_GOAL_
Reproduce every line of the data below word for word, keeping each line's order, spacing, and punctuation unchanged.
* Start *
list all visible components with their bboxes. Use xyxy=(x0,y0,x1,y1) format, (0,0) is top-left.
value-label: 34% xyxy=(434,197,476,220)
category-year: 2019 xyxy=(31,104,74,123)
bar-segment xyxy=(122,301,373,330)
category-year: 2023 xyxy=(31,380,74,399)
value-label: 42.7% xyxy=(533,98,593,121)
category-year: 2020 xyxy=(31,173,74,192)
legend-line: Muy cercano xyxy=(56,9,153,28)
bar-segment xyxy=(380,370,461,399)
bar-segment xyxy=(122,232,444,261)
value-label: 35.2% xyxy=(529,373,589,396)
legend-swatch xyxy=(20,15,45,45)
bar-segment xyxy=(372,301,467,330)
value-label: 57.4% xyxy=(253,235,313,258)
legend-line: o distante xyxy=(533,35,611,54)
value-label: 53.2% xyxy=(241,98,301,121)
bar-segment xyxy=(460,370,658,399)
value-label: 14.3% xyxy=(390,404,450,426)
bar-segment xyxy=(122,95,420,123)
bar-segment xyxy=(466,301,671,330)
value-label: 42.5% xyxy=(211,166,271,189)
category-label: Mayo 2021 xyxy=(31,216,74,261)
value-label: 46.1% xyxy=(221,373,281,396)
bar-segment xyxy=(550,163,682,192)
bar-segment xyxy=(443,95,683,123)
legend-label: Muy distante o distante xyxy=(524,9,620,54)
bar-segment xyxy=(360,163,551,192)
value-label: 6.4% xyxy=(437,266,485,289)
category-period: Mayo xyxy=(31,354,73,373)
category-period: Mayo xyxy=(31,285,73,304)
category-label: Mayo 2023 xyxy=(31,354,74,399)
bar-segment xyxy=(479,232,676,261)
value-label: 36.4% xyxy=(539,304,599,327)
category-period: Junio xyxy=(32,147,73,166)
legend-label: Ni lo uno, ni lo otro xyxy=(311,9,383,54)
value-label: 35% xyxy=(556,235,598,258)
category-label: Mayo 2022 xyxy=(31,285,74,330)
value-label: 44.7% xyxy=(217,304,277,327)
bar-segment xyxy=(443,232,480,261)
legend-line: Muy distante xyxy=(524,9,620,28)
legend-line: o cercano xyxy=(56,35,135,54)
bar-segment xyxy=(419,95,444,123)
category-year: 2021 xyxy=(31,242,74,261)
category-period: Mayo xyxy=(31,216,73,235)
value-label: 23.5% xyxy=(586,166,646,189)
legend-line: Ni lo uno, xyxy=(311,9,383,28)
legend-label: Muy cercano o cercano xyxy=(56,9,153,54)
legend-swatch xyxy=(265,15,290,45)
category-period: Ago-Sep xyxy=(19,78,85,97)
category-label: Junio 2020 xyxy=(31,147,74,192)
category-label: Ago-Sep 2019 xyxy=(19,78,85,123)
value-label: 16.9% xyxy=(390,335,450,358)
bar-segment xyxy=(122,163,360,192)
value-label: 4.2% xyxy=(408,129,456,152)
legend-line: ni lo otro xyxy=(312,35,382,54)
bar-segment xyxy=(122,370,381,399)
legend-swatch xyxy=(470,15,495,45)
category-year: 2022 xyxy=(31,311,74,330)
* End *
_WRITTEN ANSWER_
list all visible components with their bboxes. Use xyxy=(x0,y0,x1,y1) format, (0,0) is top-left.
value-label: 34% xyxy=(434,197,476,220)
category-year: 2019 xyxy=(31,104,74,123)
bar-segment xyxy=(122,301,373,330)
category-year: 2023 xyxy=(31,380,74,399)
value-label: 42.7% xyxy=(533,98,593,121)
category-year: 2020 xyxy=(31,173,74,192)
legend-line: Muy cercano xyxy=(56,9,153,28)
bar-segment xyxy=(380,370,461,399)
bar-segment xyxy=(122,232,444,261)
value-label: 35.2% xyxy=(529,373,589,396)
legend-swatch xyxy=(20,15,45,45)
bar-segment xyxy=(372,301,467,330)
value-label: 57.4% xyxy=(253,235,313,258)
legend-line: o distante xyxy=(533,35,611,54)
value-label: 53.2% xyxy=(241,98,301,121)
bar-segment xyxy=(460,370,658,399)
value-label: 14.3% xyxy=(390,404,450,426)
bar-segment xyxy=(122,95,420,123)
bar-segment xyxy=(466,301,671,330)
value-label: 42.5% xyxy=(211,166,271,189)
category-label: Mayo 2021 xyxy=(31,216,74,261)
value-label: 46.1% xyxy=(221,373,281,396)
bar-segment xyxy=(550,163,682,192)
bar-segment xyxy=(443,95,683,123)
legend-label: Muy distante o distante xyxy=(524,9,620,54)
bar-segment xyxy=(360,163,551,192)
value-label: 6.4% xyxy=(437,266,485,289)
category-period: Mayo xyxy=(31,354,73,373)
category-period: Mayo xyxy=(31,285,73,304)
category-label: Mayo 2023 xyxy=(31,354,74,399)
bar-segment xyxy=(479,232,676,261)
value-label: 36.4% xyxy=(539,304,599,327)
category-period: Junio xyxy=(32,147,73,166)
legend-label: Ni lo uno, ni lo otro xyxy=(311,9,383,54)
value-label: 35% xyxy=(556,235,598,258)
category-label: Mayo 2022 xyxy=(31,285,74,330)
value-label: 44.7% xyxy=(217,304,277,327)
bar-segment xyxy=(443,232,480,261)
legend-line: Muy distante xyxy=(524,9,620,28)
legend-line: o cercano xyxy=(56,35,135,54)
bar-segment xyxy=(419,95,444,123)
category-year: 2021 xyxy=(31,242,74,261)
category-period: Mayo xyxy=(31,216,73,235)
value-label: 23.5% xyxy=(586,166,646,189)
legend-line: Ni lo uno, xyxy=(311,9,383,28)
legend-label: Muy cercano o cercano xyxy=(56,9,153,54)
legend-swatch xyxy=(265,15,290,45)
category-period: Ago-Sep xyxy=(19,78,85,97)
category-label: Junio 2020 xyxy=(31,147,74,192)
category-label: Ago-Sep 2019 xyxy=(19,78,85,123)
value-label: 16.9% xyxy=(390,335,450,358)
bar-segment xyxy=(122,163,360,192)
value-label: 4.2% xyxy=(408,129,456,152)
legend-line: ni lo otro xyxy=(312,35,382,54)
bar-segment xyxy=(122,370,381,399)
legend-swatch xyxy=(470,15,495,45)
category-year: 2022 xyxy=(31,311,74,330)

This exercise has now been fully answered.